— START RECORDS FOR THE TASK —

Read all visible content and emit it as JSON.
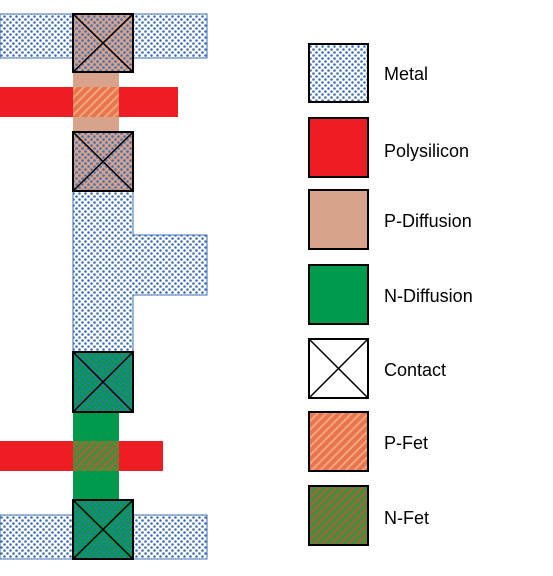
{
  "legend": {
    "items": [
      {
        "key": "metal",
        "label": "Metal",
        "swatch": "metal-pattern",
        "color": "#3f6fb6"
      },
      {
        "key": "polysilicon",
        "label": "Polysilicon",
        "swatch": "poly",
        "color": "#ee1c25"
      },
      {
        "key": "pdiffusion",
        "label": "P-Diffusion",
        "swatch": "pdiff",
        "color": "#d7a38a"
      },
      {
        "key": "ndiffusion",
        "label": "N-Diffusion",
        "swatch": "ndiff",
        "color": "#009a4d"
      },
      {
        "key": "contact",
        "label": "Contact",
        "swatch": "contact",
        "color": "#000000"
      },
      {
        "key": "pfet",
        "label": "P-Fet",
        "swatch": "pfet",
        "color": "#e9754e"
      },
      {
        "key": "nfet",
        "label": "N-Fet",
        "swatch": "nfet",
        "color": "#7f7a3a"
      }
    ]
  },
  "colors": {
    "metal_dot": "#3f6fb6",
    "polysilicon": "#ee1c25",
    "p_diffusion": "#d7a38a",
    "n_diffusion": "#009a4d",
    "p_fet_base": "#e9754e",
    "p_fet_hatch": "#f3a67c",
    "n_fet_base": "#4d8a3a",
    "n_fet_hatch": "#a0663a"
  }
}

— END RECORDS FOR THE TASK —
— START RECORDS FOR THE TASK —

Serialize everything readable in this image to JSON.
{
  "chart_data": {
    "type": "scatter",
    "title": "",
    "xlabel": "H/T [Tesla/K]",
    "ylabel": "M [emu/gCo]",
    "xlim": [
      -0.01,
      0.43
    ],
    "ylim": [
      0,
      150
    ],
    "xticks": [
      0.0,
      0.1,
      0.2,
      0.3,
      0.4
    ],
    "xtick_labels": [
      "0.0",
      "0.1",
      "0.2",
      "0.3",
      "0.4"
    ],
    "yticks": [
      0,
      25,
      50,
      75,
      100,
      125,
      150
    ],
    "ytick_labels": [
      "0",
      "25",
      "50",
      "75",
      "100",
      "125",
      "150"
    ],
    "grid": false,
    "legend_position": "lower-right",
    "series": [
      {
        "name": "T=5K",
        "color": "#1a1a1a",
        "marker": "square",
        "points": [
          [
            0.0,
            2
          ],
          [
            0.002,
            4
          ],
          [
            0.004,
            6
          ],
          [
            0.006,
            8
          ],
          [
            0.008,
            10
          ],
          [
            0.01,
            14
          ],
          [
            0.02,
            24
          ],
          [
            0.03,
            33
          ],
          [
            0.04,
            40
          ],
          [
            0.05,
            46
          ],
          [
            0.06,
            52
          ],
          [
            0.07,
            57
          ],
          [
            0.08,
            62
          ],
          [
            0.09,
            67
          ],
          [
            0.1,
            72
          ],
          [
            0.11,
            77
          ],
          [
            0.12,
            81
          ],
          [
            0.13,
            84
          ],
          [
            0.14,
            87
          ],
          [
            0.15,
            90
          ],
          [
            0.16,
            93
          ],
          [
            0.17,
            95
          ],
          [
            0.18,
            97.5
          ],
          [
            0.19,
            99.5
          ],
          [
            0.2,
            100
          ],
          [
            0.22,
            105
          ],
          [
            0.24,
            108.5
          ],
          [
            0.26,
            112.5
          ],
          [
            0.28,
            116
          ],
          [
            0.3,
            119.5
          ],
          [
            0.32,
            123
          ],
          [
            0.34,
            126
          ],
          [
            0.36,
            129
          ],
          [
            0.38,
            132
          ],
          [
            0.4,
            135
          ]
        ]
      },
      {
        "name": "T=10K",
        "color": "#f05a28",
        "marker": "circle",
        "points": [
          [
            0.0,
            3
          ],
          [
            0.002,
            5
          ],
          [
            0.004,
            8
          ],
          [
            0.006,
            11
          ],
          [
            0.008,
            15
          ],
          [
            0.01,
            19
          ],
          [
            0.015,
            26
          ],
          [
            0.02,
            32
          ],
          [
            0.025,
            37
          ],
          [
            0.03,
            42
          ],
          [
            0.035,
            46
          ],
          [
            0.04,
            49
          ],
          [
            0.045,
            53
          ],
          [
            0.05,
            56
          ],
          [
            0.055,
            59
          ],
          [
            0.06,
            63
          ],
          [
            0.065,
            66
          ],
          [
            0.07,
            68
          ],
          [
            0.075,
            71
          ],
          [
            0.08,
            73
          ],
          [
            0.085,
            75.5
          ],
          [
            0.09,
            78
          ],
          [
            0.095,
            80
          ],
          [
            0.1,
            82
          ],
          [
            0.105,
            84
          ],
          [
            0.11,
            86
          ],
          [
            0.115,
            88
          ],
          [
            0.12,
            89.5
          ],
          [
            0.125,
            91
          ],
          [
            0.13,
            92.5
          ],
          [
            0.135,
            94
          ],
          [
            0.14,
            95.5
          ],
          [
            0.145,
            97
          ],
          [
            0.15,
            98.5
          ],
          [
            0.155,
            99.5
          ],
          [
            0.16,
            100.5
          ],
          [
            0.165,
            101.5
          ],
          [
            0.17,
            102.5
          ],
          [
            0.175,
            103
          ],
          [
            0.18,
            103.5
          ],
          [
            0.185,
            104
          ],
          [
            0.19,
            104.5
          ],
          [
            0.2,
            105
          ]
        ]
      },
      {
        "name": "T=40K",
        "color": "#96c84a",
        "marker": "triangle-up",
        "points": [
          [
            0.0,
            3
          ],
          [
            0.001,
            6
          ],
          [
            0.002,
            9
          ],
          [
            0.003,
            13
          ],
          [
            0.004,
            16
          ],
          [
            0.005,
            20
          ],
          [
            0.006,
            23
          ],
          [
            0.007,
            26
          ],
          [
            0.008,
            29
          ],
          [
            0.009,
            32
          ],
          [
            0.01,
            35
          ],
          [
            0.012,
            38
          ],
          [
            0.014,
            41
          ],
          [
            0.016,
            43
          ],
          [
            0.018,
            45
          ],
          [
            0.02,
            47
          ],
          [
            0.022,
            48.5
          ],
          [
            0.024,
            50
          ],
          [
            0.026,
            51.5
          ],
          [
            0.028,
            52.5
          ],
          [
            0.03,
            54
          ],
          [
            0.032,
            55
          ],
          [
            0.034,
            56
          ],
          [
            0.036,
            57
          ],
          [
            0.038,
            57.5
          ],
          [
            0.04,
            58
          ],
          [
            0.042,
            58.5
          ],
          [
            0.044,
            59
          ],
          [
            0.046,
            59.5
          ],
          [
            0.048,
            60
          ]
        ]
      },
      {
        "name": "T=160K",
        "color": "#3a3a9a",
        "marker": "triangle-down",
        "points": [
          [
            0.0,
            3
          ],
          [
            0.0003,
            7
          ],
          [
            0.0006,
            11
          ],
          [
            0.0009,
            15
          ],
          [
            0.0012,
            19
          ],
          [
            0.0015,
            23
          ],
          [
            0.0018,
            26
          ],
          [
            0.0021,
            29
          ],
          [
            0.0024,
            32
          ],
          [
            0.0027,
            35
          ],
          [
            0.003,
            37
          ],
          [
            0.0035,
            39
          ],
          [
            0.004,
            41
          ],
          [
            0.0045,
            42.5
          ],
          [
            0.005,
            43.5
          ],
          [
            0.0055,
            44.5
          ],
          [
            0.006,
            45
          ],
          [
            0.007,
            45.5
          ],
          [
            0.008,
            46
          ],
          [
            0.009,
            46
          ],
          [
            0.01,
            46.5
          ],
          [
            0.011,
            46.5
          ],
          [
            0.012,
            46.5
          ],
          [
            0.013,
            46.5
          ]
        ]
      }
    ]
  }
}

— END RECORDS FOR THE TASK —

WHAT IS BEING ASKED –
Pull every line containing "JSON" from the data.

THE SOLUTION –
Read all visible content and emit it as JSON.
Serialize everything readable in this image to JSON.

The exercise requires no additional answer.